What is required: Go through the data below. List every line that holds the word "including".

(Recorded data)
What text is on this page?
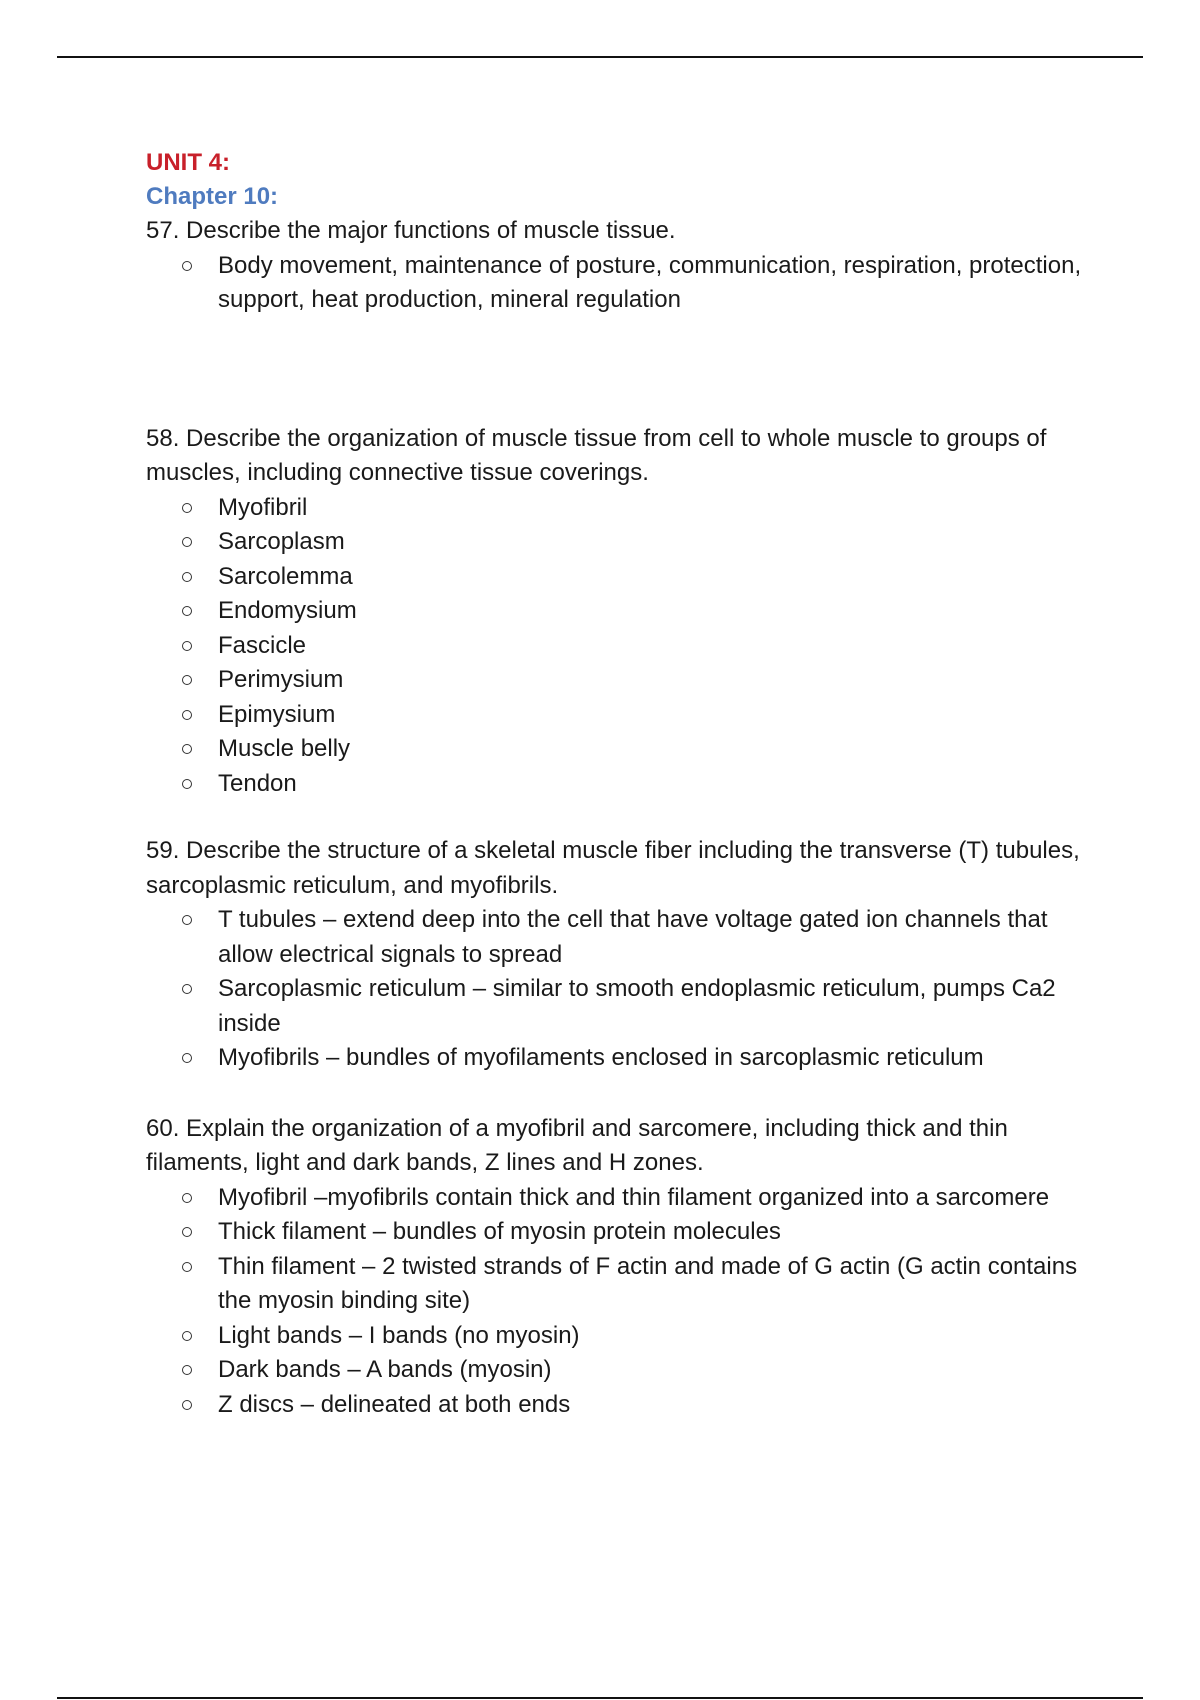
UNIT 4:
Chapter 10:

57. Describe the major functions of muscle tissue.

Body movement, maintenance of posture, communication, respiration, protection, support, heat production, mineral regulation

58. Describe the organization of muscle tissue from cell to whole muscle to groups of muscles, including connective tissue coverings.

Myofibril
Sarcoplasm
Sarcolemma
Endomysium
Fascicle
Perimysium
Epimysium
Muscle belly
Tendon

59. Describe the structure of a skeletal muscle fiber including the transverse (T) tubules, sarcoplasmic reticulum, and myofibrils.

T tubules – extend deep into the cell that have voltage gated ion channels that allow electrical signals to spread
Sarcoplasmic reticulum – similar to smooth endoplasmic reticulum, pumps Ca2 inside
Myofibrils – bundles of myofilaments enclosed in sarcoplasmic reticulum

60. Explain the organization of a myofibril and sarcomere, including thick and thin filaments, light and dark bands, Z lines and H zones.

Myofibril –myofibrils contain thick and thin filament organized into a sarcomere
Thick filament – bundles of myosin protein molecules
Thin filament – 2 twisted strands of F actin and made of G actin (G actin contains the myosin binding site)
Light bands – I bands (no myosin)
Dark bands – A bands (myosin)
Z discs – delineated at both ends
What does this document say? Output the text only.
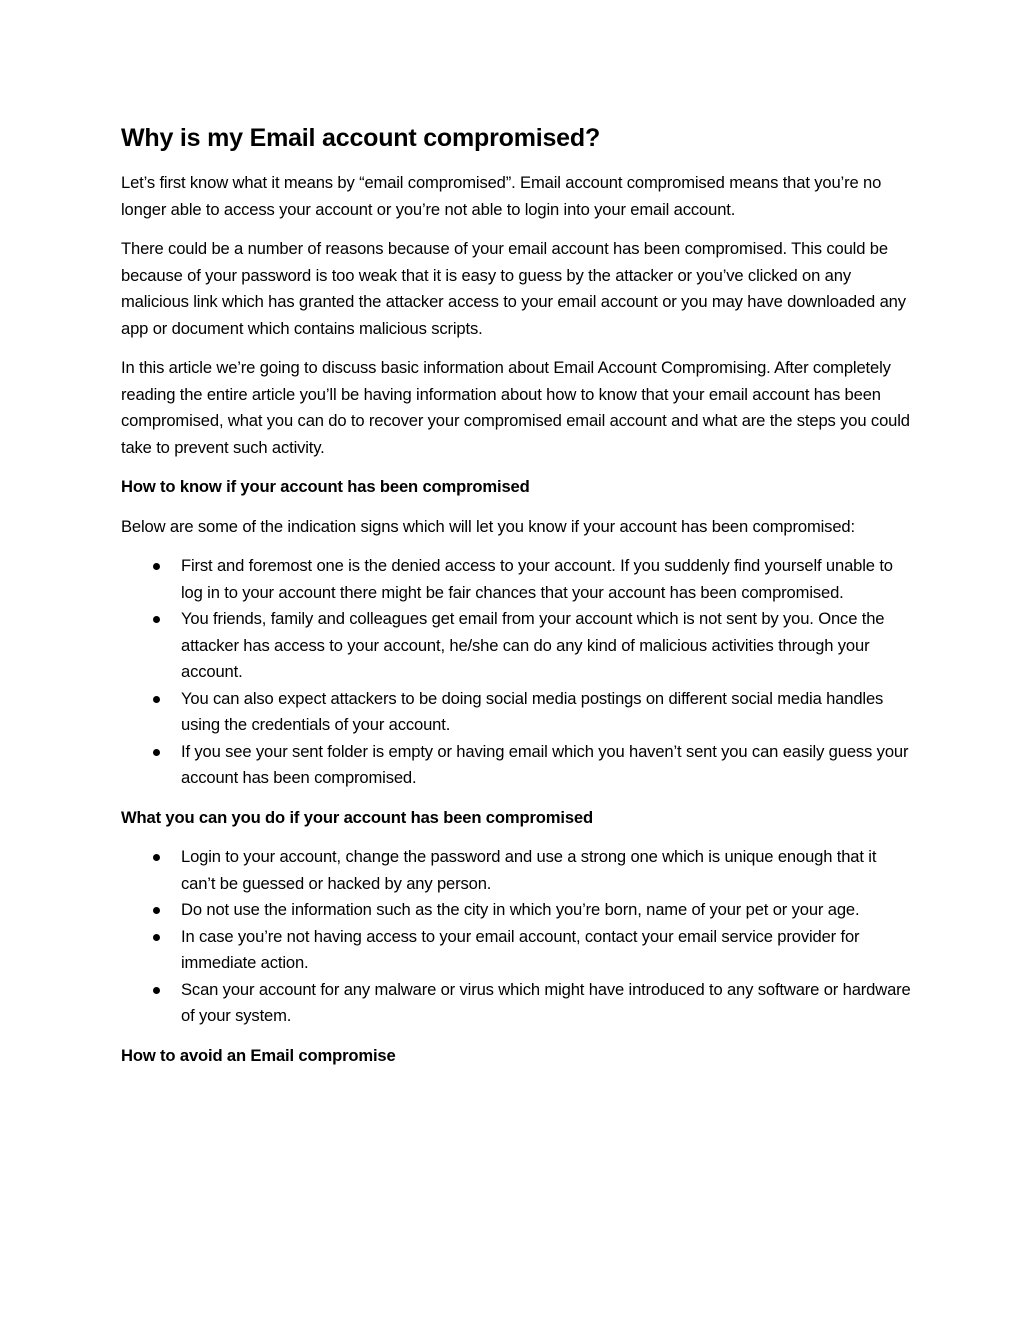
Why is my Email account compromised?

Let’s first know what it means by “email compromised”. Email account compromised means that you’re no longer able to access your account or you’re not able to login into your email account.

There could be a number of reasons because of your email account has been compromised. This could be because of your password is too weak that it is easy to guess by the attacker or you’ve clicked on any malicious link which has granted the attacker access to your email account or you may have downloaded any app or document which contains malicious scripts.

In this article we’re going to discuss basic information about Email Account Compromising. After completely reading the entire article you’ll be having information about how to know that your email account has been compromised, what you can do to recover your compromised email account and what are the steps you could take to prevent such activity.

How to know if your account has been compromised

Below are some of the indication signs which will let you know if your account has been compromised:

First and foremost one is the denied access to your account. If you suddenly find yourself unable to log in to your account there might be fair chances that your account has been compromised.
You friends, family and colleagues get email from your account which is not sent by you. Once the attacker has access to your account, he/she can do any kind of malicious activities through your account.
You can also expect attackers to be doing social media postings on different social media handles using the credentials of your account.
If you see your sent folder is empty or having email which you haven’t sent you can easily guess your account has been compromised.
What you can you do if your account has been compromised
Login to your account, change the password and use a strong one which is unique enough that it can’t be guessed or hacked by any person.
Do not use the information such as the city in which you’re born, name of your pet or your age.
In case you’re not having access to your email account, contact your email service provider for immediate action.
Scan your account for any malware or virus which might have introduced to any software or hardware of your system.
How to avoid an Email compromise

Solved problem:
58. Describe the organization of muscle tissue from cell to whole muscle to groups of muscles, including connective tissue coverings.
59. Describe the structure of a skeletal muscle fiber including the transverse (T) tubules, sarcoplasmic reticulum, and myofibrils.
60. Explain the organization of a myofibril and sarcomere, including thick and thin filaments, light and dark bands, Z lines and H zones.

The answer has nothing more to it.